**Records for the exercise**:
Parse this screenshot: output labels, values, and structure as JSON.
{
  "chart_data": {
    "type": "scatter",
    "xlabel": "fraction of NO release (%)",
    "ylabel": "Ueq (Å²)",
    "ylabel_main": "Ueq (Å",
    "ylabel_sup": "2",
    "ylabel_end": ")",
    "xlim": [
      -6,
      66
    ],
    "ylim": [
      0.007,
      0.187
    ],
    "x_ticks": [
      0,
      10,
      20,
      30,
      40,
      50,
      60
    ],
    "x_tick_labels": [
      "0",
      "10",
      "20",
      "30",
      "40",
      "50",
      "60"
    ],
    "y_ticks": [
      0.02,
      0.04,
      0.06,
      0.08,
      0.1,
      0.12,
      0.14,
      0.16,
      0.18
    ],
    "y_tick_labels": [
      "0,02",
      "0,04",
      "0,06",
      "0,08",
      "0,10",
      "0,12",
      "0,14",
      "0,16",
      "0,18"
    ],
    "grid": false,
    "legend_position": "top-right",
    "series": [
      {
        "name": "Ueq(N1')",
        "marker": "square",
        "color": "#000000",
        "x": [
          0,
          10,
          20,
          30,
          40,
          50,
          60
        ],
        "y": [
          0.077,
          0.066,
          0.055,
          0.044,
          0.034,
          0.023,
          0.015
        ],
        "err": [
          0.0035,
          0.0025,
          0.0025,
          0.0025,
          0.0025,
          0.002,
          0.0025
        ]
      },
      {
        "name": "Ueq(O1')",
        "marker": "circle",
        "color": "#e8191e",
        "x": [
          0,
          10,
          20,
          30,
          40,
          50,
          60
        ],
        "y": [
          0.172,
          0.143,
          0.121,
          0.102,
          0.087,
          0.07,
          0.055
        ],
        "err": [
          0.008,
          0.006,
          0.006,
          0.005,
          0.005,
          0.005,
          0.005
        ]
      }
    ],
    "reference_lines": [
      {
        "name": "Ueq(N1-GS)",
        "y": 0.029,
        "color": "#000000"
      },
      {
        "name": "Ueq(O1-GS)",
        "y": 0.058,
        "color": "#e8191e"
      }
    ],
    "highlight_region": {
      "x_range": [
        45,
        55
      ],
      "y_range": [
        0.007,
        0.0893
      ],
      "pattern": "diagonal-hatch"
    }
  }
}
==
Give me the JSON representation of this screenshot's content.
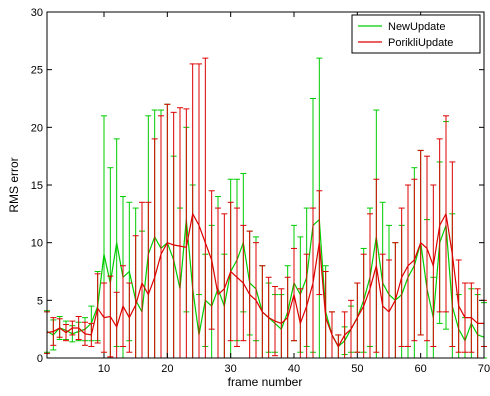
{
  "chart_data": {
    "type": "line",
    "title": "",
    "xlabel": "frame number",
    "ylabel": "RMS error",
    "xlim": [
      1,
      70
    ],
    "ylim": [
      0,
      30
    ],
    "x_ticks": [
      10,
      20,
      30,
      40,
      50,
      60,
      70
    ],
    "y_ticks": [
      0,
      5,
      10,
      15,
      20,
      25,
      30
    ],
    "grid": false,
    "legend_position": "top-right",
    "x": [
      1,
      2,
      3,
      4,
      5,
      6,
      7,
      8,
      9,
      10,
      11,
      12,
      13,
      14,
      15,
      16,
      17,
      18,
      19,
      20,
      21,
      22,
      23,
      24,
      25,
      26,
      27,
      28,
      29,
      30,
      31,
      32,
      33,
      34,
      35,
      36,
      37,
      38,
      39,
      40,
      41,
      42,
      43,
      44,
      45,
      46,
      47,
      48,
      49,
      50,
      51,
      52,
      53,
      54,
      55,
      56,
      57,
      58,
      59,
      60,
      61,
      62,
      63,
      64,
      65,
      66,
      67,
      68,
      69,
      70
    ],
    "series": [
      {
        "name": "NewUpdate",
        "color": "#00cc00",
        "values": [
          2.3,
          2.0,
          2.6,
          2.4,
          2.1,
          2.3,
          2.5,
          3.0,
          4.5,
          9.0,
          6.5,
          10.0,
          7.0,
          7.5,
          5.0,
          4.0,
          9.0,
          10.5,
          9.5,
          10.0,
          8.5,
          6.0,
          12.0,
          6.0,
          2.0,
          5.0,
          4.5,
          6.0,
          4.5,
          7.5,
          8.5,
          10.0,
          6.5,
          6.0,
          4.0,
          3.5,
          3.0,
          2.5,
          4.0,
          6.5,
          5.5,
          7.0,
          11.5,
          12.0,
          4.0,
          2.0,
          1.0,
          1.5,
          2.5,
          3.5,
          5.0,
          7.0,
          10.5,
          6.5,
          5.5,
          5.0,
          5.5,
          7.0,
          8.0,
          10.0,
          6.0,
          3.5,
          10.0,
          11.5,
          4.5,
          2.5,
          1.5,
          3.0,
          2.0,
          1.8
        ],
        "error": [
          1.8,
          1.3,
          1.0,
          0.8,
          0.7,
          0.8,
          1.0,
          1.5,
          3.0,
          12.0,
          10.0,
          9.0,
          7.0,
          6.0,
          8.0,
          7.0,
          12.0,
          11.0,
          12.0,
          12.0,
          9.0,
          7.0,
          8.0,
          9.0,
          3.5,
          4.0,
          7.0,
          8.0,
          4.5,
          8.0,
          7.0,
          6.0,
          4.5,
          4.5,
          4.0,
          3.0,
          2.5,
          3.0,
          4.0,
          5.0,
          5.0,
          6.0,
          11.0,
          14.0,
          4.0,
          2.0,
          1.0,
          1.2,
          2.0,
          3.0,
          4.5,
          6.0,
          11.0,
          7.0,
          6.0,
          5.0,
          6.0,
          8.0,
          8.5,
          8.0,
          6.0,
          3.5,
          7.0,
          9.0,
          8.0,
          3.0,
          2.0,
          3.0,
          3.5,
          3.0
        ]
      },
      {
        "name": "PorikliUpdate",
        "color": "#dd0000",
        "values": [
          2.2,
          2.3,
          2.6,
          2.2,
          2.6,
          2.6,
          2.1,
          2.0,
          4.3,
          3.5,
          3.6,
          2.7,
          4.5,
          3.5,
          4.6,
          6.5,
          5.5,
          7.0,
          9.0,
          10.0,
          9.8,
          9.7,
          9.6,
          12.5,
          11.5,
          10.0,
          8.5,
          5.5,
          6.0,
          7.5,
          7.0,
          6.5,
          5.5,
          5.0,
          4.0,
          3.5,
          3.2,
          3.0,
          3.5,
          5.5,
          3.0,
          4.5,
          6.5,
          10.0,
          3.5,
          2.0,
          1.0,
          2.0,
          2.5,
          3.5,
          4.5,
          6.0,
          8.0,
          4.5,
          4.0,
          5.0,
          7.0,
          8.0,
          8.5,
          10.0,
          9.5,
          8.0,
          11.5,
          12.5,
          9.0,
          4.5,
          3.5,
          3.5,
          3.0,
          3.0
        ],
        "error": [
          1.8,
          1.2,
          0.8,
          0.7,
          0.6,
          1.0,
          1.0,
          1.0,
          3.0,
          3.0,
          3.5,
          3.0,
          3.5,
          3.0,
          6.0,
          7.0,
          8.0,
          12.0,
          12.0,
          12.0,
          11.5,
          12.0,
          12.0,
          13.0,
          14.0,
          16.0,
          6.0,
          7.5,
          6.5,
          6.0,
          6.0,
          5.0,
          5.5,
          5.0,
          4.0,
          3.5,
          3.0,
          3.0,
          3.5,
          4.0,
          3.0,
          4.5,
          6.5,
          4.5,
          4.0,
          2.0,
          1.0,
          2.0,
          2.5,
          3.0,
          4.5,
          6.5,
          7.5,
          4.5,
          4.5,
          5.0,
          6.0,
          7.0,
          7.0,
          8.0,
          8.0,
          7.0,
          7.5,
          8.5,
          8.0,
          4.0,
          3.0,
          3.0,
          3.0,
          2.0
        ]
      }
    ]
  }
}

**Problem details**:
Which lines include "color"? Copy each of them out.

**Solution for this task**:
        "color": "#000000",
        "color": "#e8191e",
        "color": "#000000"
        "color": "#e8191e"
        "color": "#00cc00",
        "color": "#dd0000",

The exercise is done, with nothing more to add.